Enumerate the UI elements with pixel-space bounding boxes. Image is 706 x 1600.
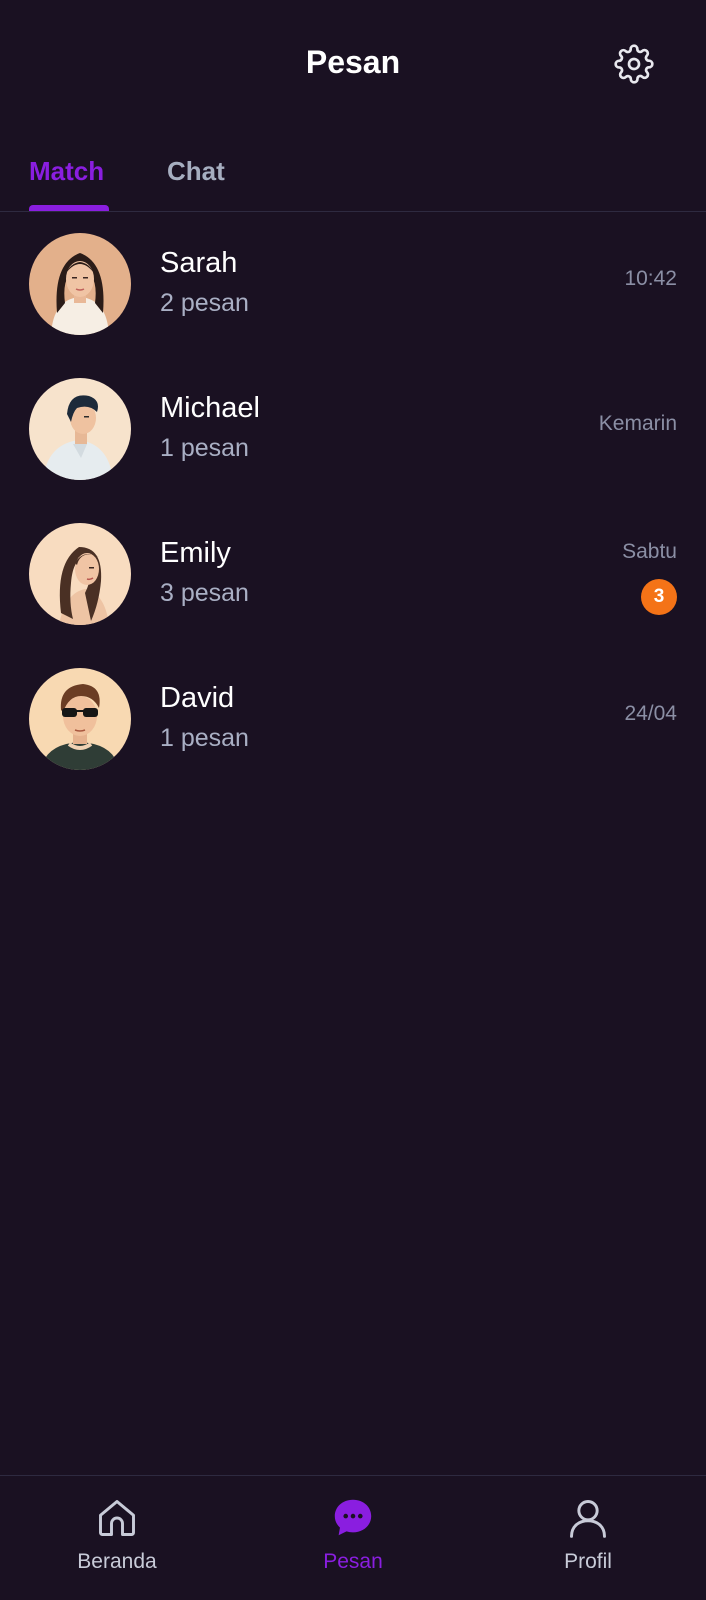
- conversation-row-michael[interactable]: Michael 1 pesan Kemarin: [0, 358, 706, 503]
- tab-chat[interactable]: Chat: [167, 156, 225, 187]
- nav-label: Beranda: [77, 1550, 157, 1573]
- conversation-row-david[interactable]: David 1 pesan 24/04: [0, 648, 706, 793]
- nav-profil[interactable]: Profil: [508, 1494, 668, 1584]
- avatar: [29, 523, 131, 625]
- unread-badge: 3: [641, 579, 677, 615]
- chat-bubble-icon: [329, 1494, 377, 1542]
- timestamp: 10:42: [624, 267, 677, 290]
- timestamp: Sabtu: [622, 540, 677, 563]
- settings-button[interactable]: [612, 42, 656, 86]
- avatar: [29, 378, 131, 480]
- timestamp: Kemarin: [598, 412, 677, 435]
- active-tab-indicator: [29, 205, 109, 211]
- nav-label: Pesan: [323, 1550, 383, 1573]
- message-count: 2 pesan: [160, 289, 249, 317]
- contact-name: David: [160, 682, 235, 714]
- nav-beranda[interactable]: Beranda: [37, 1494, 197, 1584]
- nav-label: Profil: [564, 1550, 612, 1573]
- nav-pesan[interactable]: Pesan: [273, 1494, 433, 1584]
- conversation-row-emily[interactable]: Emily 3 pesan Sabtu 3: [0, 503, 706, 648]
- message-count: 1 pesan: [160, 724, 249, 752]
- bottom-navigation: Beranda Pesan Profil: [0, 1475, 706, 1600]
- home-icon: [93, 1494, 141, 1542]
- gear-icon: [614, 44, 654, 84]
- contact-name: Sarah: [160, 247, 238, 279]
- tab-bar: Match Chat: [0, 130, 706, 212]
- message-count: 1 pesan: [160, 434, 249, 462]
- avatar: [29, 668, 131, 770]
- app-screen: Pesan Match Chat Sarah 2 pesan 10:42 Mic…: [0, 0, 706, 1600]
- timestamp: 24/04: [624, 702, 677, 725]
- avatar: [29, 233, 131, 335]
- page-title: Pesan: [305, 44, 401, 80]
- message-count: 3 pesan: [160, 579, 249, 607]
- conversation-list: Sarah 2 pesan 10:42 Michael 1 pesan Kema…: [0, 213, 706, 793]
- header: Pesan: [0, 0, 706, 130]
- person-icon: [564, 1494, 612, 1542]
- tab-match[interactable]: Match: [29, 156, 104, 187]
- contact-name: Emily: [160, 537, 231, 569]
- conversation-row-sarah[interactable]: Sarah 2 pesan 10:42: [0, 213, 706, 358]
- contact-name: Michael: [160, 392, 260, 424]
-- -- --
Reproduce the lines of the records above verbatim, from the line containing "- conversation-row-michael[interactable]: Michael" through the line containing "- avatar: [29, 523, 131, 625]", both included.

RESPONSE:
- conversation-row-michael[interactable]: Michael 1 pesan Kemarin: [0, 358, 706, 503]
- tab-chat[interactable]: Chat: [167, 156, 225, 187]
- nav-label: Beranda: [77, 1550, 157, 1573]
- conversation-row-david[interactable]: David 1 pesan 24/04: [0, 648, 706, 793]
- nav-profil[interactable]: Profil: [508, 1494, 668, 1584]
- avatar: [29, 523, 131, 625]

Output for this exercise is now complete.